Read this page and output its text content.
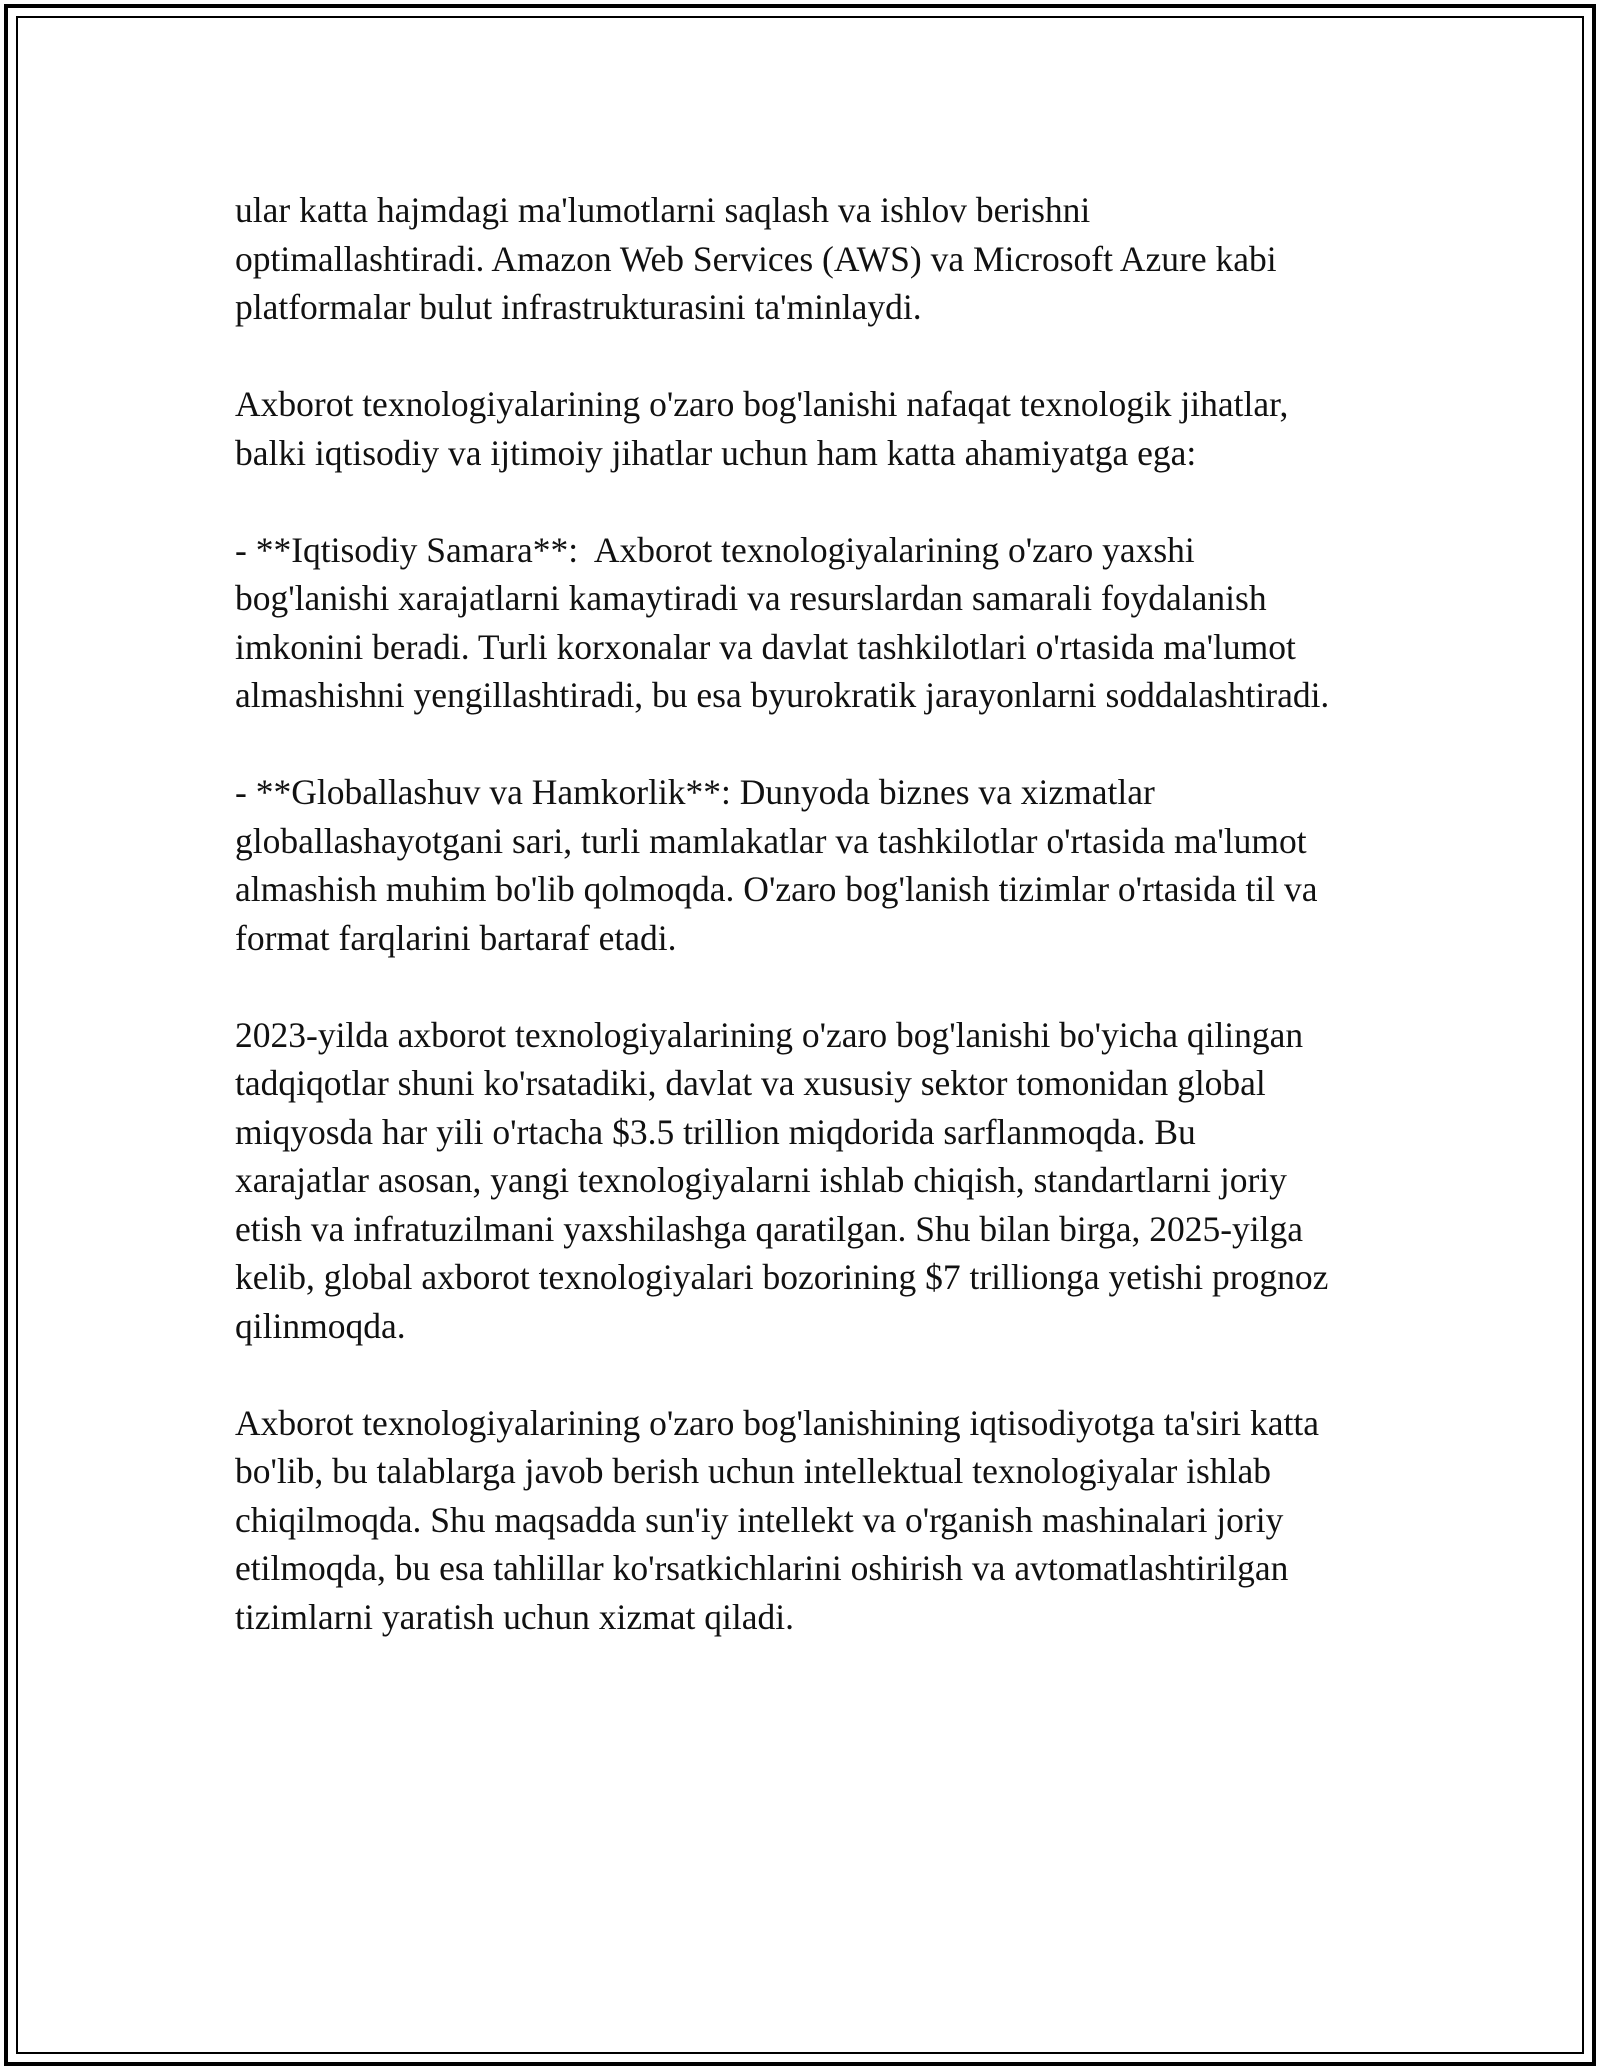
ular katta hajmdagi ma'lumotlarni saqlash va ishlov berishni
optimallashtiradi. Amazon Web Services (AWS) va Microsoft Azure kabi
platformalar bulut infrastrukturasini ta'minlaydi.

Axborot texnologiyalarining o'zaro bog'lanishi nafaqat texnologik jihatlar,
balki iqtisodiy va ijtimoiy jihatlar uchun ham katta ahamiyatga ega:

- **Iqtisodiy Samara**:  Axborot texnologiyalarining o'zaro yaxshi
bog'lanishi xarajatlarni kamaytiradi va resurslardan samarali foydalanish
imkonini beradi. Turli korxonalar va davlat tashkilotlari o'rtasida ma'lumot
almashishni yengillashtiradi, bu esa byurokratik jarayonlarni soddalashtiradi.

- **Globallashuv va Hamkorlik**: Dunyoda biznes va xizmatlar
globallashayotgani sari, turli mamlakatlar va tashkilotlar o'rtasida ma'lumot
almashish muhim bo'lib qolmoqda. O'zaro bog'lanish tizimlar o'rtasida til va
format farqlarini bartaraf etadi.

2023-yilda axborot texnologiyalarining o'zaro bog'lanishi bo'yicha qilingan
tadqiqotlar shuni ko'rsatadiki, davlat va xususiy sektor tomonidan global
miqyosda har yili o'rtacha $3.5 trillion miqdorida sarflanmoqda. Bu
xarajatlar asosan, yangi texnologiyalarni ishlab chiqish, standartlarni joriy
etish va infratuzilmani yaxshilashga qaratilgan. Shu bilan birga, 2025-yilga
kelib, global axborot texnologiyalari bozorining $7 trillionga yetishi prognoz
qilinmoqda.

Axborot texnologiyalarining o'zaro bog'lanishining iqtisodiyotga ta'siri katta
bo'lib, bu talablarga javob berish uchun intellektual texnologiyalar ishlab
chiqilmoqda. Shu maqsadda sun'iy intellekt va o'rganish mashinalari joriy
etilmoqda, bu esa tahlillar ko'rsatkichlarini oshirish va avtomatlashtirilgan
tizimlarni yaratish uchun xizmat qiladi.
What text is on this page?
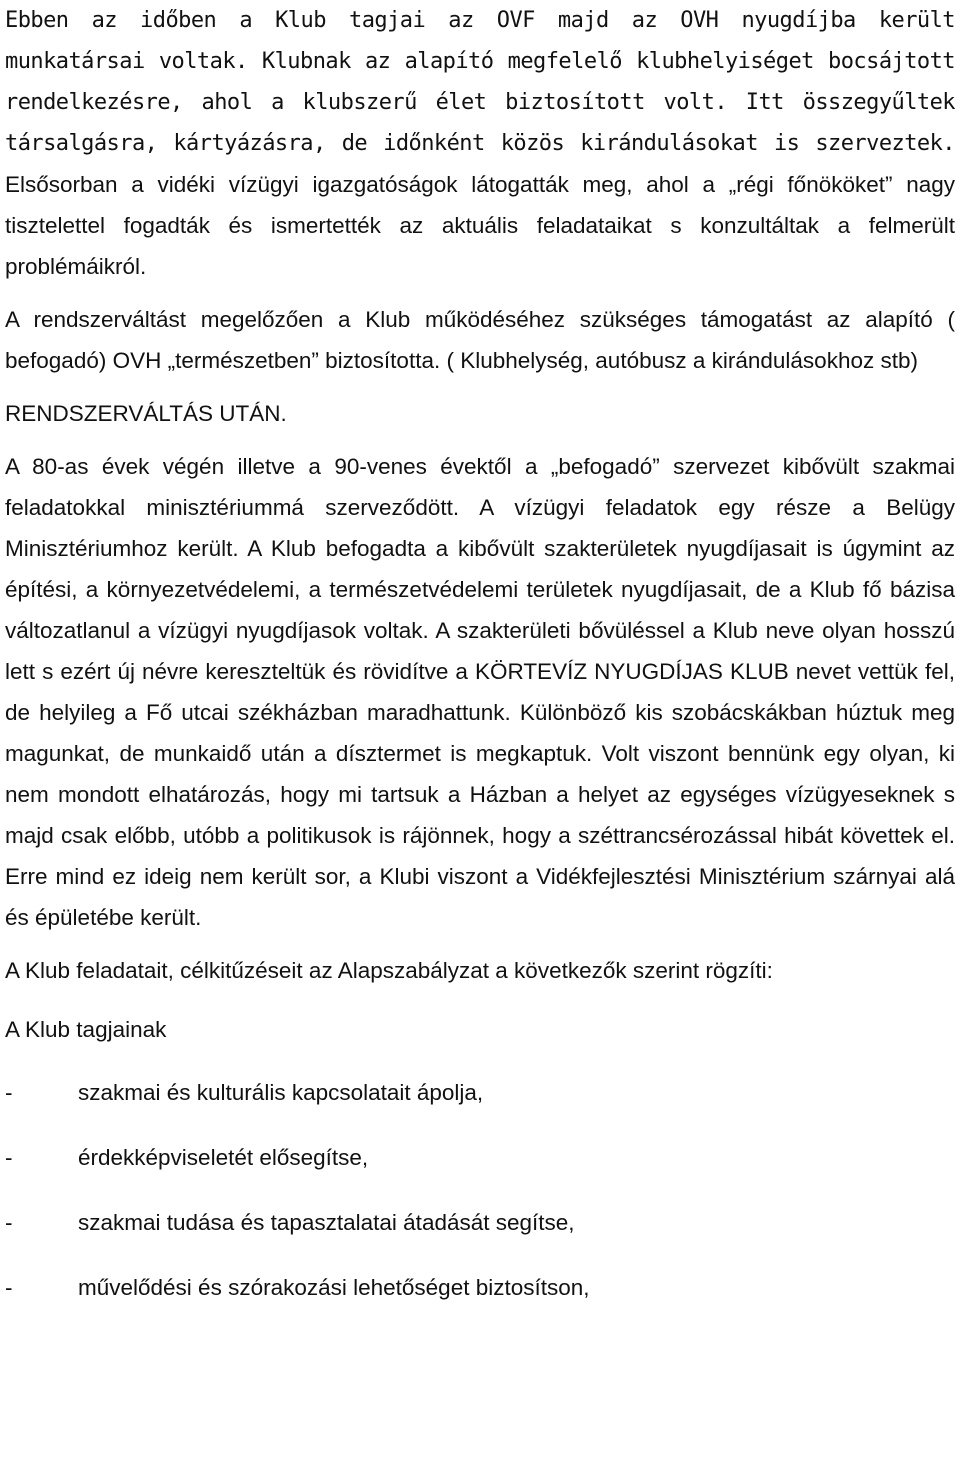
Ebben az időben a Klub tagjai az OVF majd az OVH nyugdíjba került munkatársai voltak. Klubnak az alapító megfelelő klubhelyiséget bocsájtott rendelkezésre, ahol a klubszerű élet biztosított volt. Itt összegyűltek társalgásra, kártyázásra, de időnként közös kirándulásokat is szerveztek. Elsősorban a vidéki vízügyi igazgatóságok látogatták meg, ahol a „régi főnököket” nagy tisztelettel fogadták és ismertették az aktuális feladataikat s konzultáltak a felmerült problémáikról.

A rendszerváltást megelőzően a Klub működéséhez szükséges támogatást az alapító ( befogadó) OVH „természetben” biztosította. ( Klubhelység, autóbusz a kirándulásokhoz stb)

RENDSZERVÁLTÁS UTÁN.

A 80-as évek végén illetve a 90-venes évektől a „befogadó” szervezet kibővült szakmai feladatokkal minisztériummá szerveződött. A vízügyi feladatok egy része a Belügy Minisztériumhoz került. A Klub befogadta a kibővült szakterületek nyugdíjasait is úgymint az építési, a környezetvédelemi, a természetvédelemi területek nyugdíjasait, de a Klub fő bázisa változatlanul a vízügyi nyugdíjasok voltak. A szakterületi bővüléssel a Klub neve olyan hosszú lett s ezért új névre kereszteltük és rövidítve a KÖRTEVÍZ NYUGDÍJAS KLUB nevet vettük fel, de helyileg a Fő utcai székházban maradhattunk. Különböző kis szobácskákban húztuk meg magunkat, de munkaidő után a dísztermet is megkaptuk. Volt viszont bennünk egy olyan, ki nem mondott elhatározás, hogy mi tartsuk a Házban a helyet az egységes vízügyeseknek s majd csak előbb, utóbb a politikusok is rájönnek, hogy a széttrancsérozással hibát követtek el. Erre mind ez ideig nem került sor, a Klubi viszont a Vidékfejlesztési Minisztérium szárnyai alá és épületébe került.

A Klub feladatait, célkitűzéseit az Alapszabályzat a következők szerint rögzíti:

A Klub tagjainak

-	szakmai és kulturális kapcsolatait ápolja,
-	érdekképviseletét elősegítse,
-	szakmai tudása és tapasztalatai átadását segítse,
-	művelődési és szórakozási lehetőséget biztosítson,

Exercise goal> Pick out the lines that have the word "page". Copy them all.

Full solution>
Read this page and output its text content.
What text is on this page?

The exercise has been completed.